Data entries

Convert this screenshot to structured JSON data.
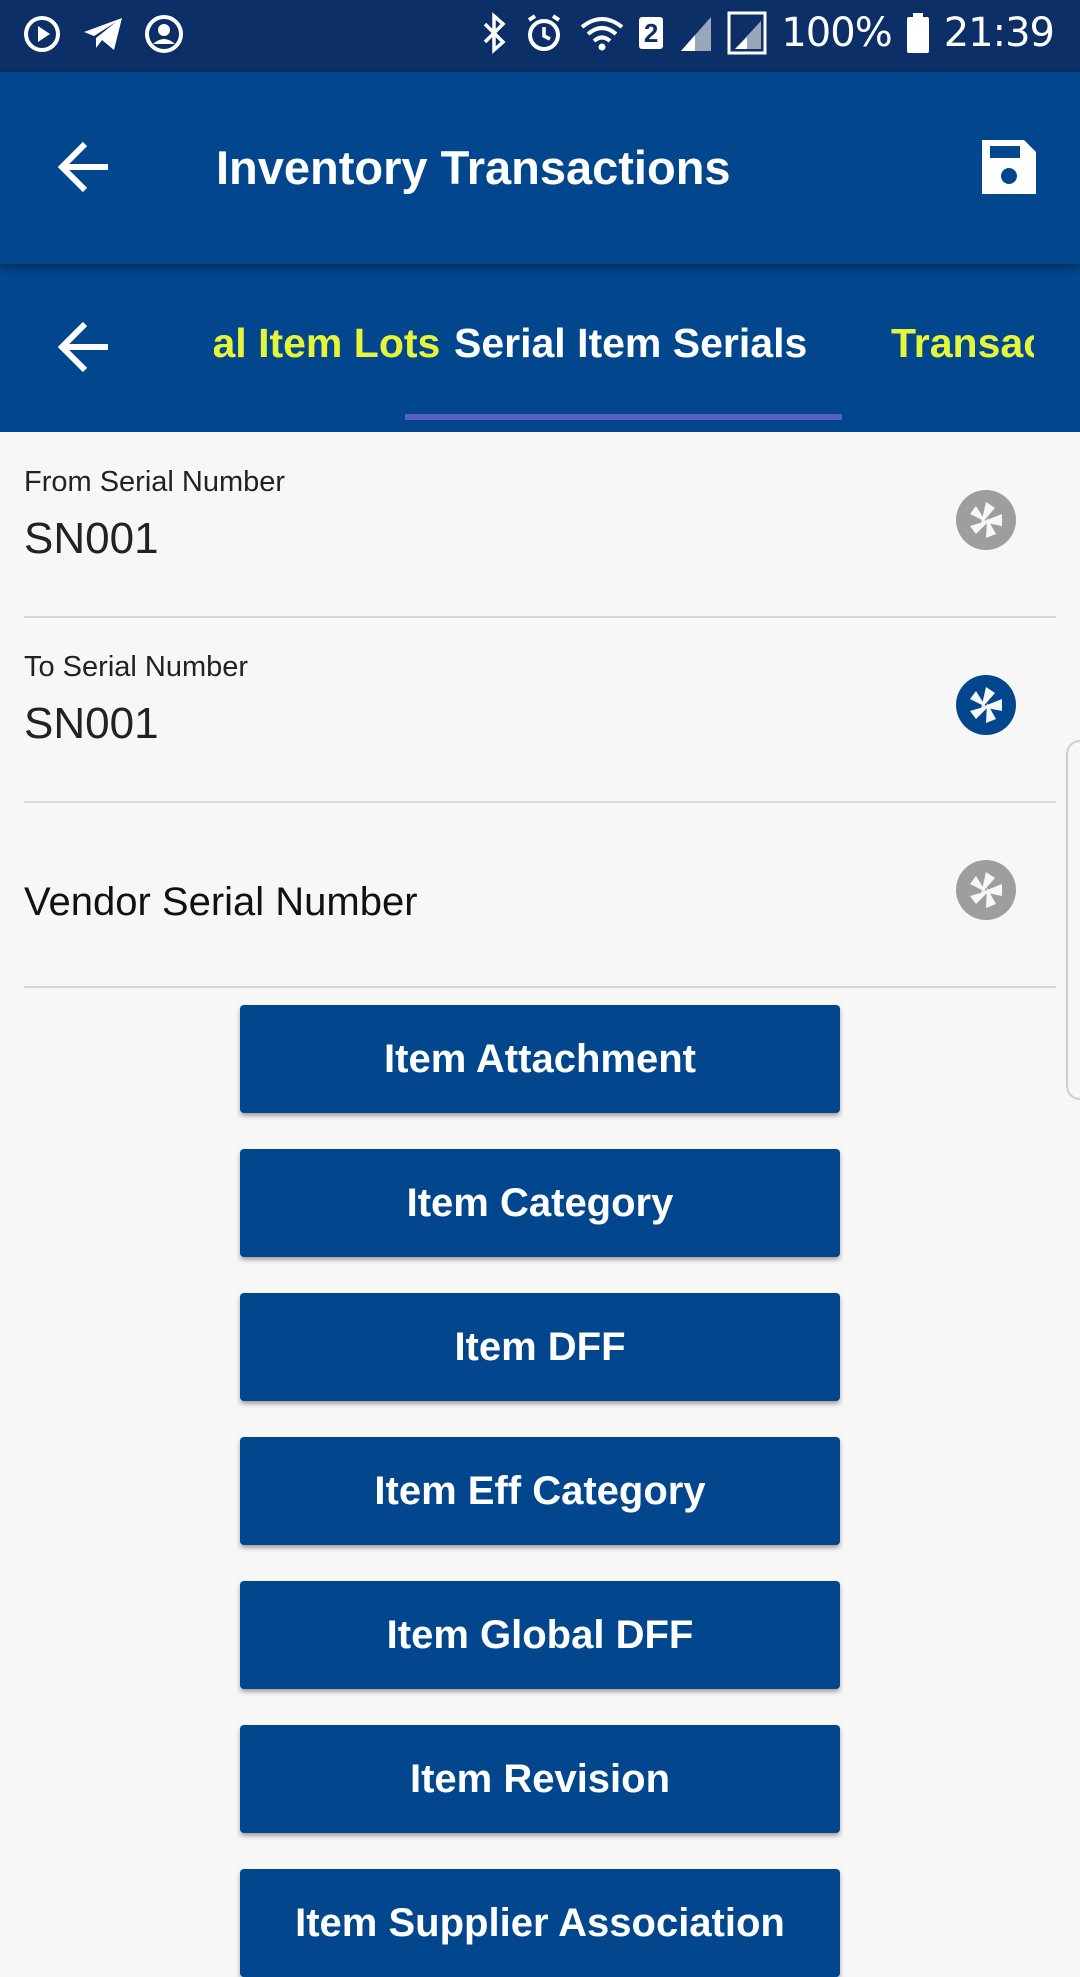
{
  "status_bar": {
    "battery": "100%",
    "time": "21:39",
    "notification_count": "2",
    "icons": [
      "play-icon",
      "telegram-icon",
      "account-icon",
      "bluetooth-icon",
      "alarm-icon",
      "wifi-icon",
      "signal-icon",
      "signal-icon",
      "battery-icon"
    ]
  },
  "appbar": {
    "title": "Inventory Transactions",
    "back_icon": "arrow-left-icon",
    "save_icon": "save-icon"
  },
  "tabs": [
    {
      "label": "Serial Item Lots",
      "visible_text": "em Lots",
      "active": false
    },
    {
      "label": "Serial Item Serials",
      "visible_text": "Serial Item Serials",
      "active": true
    },
    {
      "label": "Transactions",
      "visible_text": "Transac",
      "active": false
    }
  ],
  "fields": [
    {
      "label": "From Serial Number",
      "value": "SN001",
      "icon": "camera-shutter-icon",
      "icon_color": "#9e9e9e"
    },
    {
      "label": "To Serial Number",
      "value": "SN001",
      "icon": "camera-shutter-icon",
      "icon_color": "#02478d"
    },
    {
      "label": "Vendor Serial Number",
      "value": "",
      "icon": "camera-shutter-icon",
      "icon_color": "#9e9e9e"
    }
  ],
  "buttons": [
    "Item Attachment",
    "Item Category",
    "Item DFF",
    "Item Eff Category",
    "Item Global DFF",
    "Item Revision",
    "Item Supplier Association"
  ],
  "colors": {
    "primary": "#02478d",
    "status_bar": "#0b2f66",
    "tab_inactive": "#e5f53a",
    "tab_indicator": "#5a5fc7",
    "background": "#f7f7f7"
  }
}
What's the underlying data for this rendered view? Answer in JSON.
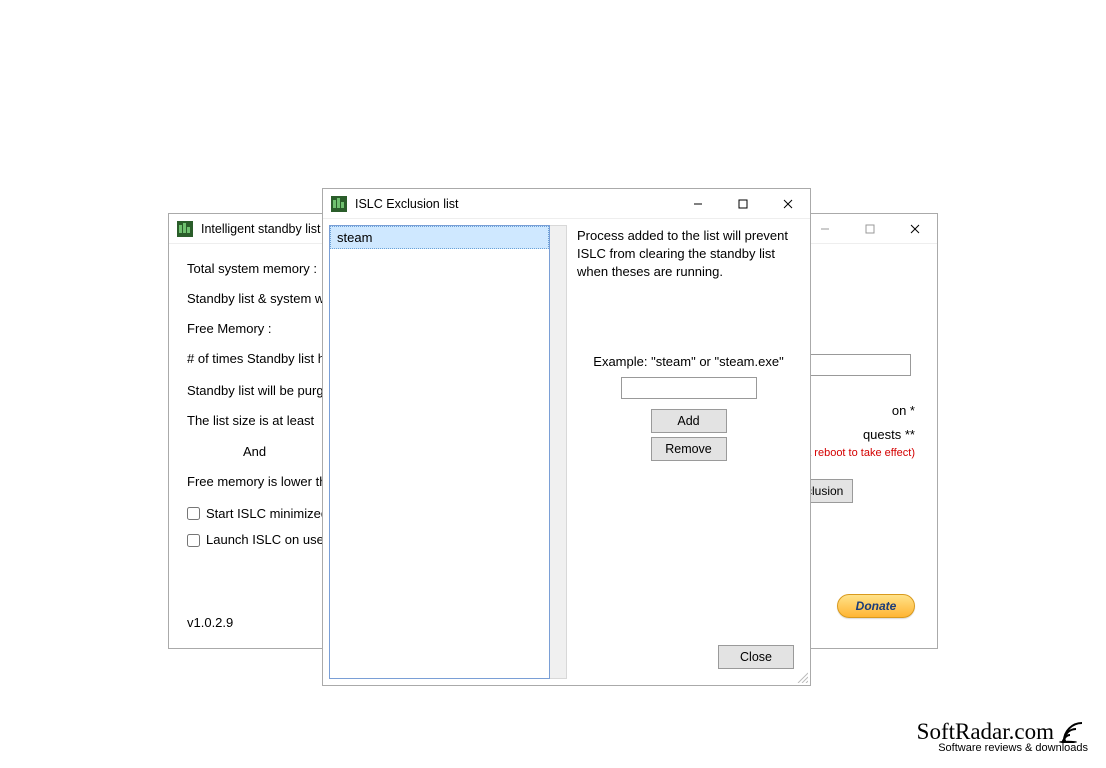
{
  "main_window": {
    "title": "Intelligent standby list cleaner",
    "labels": {
      "total_mem": "Total system memory :",
      "standby_sys": "Standby list & system working set :",
      "free_mem": "Free Memory :",
      "times_purged": "# of times Standby list has been purged :",
      "purge_rule": "Standby list will be purged when :",
      "size_least": "The list size is at least",
      "and": "And",
      "free_lower": "Free memory is lower than",
      "chk_minimized": "Start ISLC minimized",
      "chk_launch": "Launch ISLC on user logon",
      "version": "v1.0.2.9",
      "donate": "Donate",
      "exclusion": "xclusion",
      "reboot_note": "quire a reboot to take effect)",
      "partial1": "on *",
      "partial2": "quests **"
    }
  },
  "excl_window": {
    "title": "ISLC Exclusion list",
    "list_items": [
      "steam"
    ],
    "desc": "Process added to the list will prevent ISLC from clearing the standby list when theses are running.",
    "example": "Example: \"steam\" or \"steam.exe\"",
    "add": "Add",
    "remove": "Remove",
    "close": "Close"
  },
  "watermark": {
    "brand": "SoftRadar.com",
    "tag": "Software reviews & downloads"
  }
}
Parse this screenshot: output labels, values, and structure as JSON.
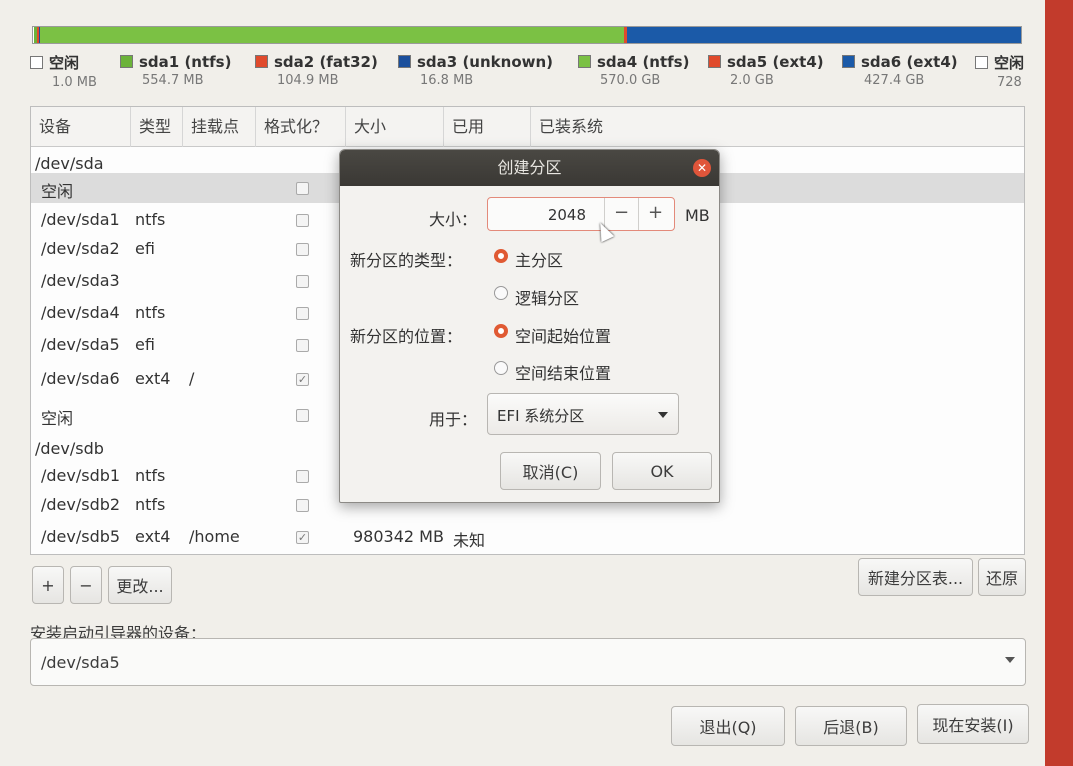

STATED TASK =
Return nothing except the number of lines that include the string "Transactions".

EXERCISE SOLUTION =
2